Read the lines below. Copy out any that hold the string "Hatena".

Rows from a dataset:
──────

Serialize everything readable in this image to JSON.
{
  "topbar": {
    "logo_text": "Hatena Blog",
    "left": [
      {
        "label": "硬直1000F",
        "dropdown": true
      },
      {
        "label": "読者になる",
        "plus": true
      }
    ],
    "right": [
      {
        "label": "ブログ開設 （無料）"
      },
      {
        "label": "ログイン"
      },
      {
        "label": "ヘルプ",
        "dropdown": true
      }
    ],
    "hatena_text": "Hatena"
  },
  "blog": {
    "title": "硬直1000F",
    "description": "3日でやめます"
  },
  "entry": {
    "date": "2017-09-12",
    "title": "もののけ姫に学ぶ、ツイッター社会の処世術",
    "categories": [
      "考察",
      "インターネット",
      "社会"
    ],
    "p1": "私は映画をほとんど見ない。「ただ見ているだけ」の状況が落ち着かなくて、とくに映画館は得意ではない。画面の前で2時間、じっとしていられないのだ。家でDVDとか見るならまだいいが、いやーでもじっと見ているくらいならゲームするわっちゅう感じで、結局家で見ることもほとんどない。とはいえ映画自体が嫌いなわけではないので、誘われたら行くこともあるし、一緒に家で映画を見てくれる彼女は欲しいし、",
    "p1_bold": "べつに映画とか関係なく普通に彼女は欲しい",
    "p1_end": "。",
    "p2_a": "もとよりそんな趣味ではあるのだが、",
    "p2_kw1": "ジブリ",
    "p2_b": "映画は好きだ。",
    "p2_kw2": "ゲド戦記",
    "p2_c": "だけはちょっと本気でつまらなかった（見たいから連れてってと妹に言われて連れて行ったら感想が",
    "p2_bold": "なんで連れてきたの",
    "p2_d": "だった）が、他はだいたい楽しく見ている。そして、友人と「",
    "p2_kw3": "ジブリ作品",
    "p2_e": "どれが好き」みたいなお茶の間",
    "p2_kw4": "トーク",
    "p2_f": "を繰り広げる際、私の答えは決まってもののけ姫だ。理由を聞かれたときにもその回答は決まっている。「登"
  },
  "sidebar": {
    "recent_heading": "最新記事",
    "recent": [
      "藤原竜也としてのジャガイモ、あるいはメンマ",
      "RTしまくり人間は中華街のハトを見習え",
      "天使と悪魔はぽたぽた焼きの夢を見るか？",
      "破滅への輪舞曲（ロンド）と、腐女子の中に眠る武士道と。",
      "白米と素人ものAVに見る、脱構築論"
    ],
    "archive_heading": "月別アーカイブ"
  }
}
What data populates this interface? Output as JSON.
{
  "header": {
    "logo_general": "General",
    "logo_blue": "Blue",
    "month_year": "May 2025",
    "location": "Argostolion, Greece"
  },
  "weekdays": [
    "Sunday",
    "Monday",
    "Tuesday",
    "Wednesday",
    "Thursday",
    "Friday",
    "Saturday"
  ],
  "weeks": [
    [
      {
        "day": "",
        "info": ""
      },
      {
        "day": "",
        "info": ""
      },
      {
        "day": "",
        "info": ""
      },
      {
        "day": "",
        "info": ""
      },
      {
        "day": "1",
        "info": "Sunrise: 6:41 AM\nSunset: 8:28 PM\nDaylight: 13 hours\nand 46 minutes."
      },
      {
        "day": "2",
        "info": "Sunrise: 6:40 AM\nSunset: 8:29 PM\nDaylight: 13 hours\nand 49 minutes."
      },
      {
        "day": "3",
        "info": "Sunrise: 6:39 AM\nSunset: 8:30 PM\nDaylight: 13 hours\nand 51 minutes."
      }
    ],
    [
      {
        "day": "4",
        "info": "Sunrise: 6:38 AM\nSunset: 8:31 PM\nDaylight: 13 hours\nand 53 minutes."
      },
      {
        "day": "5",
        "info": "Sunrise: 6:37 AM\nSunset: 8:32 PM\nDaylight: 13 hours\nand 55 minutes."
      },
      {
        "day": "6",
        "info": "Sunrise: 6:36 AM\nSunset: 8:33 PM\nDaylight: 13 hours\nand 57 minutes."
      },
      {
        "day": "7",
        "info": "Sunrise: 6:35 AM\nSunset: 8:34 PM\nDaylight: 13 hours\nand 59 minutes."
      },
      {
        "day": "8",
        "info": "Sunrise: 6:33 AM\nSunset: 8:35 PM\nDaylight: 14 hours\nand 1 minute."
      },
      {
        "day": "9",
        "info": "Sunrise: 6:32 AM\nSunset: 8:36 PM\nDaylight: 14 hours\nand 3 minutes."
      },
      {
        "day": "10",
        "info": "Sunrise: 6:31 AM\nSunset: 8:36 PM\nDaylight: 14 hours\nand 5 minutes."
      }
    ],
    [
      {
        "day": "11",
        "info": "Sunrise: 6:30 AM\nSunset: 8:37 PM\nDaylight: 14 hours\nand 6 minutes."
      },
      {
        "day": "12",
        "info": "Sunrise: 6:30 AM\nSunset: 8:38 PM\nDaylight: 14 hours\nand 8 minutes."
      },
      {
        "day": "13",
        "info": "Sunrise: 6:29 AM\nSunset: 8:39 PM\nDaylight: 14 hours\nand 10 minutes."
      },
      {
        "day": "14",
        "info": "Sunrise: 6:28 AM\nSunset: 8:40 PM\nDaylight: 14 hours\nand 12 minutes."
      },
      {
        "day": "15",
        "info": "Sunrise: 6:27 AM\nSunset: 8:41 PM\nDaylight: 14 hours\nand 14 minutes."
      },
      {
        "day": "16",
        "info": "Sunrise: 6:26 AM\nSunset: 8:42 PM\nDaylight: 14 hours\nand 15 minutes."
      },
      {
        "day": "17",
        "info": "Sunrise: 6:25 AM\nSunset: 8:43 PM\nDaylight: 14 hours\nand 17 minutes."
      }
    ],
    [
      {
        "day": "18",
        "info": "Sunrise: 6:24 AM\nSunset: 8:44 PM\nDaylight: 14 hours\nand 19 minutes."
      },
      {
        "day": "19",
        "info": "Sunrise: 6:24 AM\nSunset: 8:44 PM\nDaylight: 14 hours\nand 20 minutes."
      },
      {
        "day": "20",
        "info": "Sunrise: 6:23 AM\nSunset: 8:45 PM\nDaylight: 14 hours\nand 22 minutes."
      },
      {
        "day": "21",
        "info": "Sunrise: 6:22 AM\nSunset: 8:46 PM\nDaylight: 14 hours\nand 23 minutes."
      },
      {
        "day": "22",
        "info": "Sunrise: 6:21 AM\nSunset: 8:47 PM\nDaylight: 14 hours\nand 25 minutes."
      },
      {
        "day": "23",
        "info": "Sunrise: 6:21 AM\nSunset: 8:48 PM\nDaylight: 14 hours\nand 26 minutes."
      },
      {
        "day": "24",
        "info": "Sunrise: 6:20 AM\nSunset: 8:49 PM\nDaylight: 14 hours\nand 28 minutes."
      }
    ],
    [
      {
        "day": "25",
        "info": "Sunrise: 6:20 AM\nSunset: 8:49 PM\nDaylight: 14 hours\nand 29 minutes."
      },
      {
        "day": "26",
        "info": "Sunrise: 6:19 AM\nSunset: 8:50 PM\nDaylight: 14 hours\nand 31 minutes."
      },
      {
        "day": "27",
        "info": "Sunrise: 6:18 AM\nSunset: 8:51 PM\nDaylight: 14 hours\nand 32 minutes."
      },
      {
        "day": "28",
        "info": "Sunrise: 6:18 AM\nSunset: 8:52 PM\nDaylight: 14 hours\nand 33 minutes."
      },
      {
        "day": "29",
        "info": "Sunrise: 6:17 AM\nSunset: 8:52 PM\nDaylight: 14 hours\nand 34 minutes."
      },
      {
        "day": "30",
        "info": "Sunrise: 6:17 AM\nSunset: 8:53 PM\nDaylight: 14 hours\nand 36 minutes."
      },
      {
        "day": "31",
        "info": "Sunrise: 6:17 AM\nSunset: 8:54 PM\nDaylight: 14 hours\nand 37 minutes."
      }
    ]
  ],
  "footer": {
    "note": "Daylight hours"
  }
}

──────

Finished exercise:
    "logo_text": "Hatena Blog",
    "hatena_text": "Hatena"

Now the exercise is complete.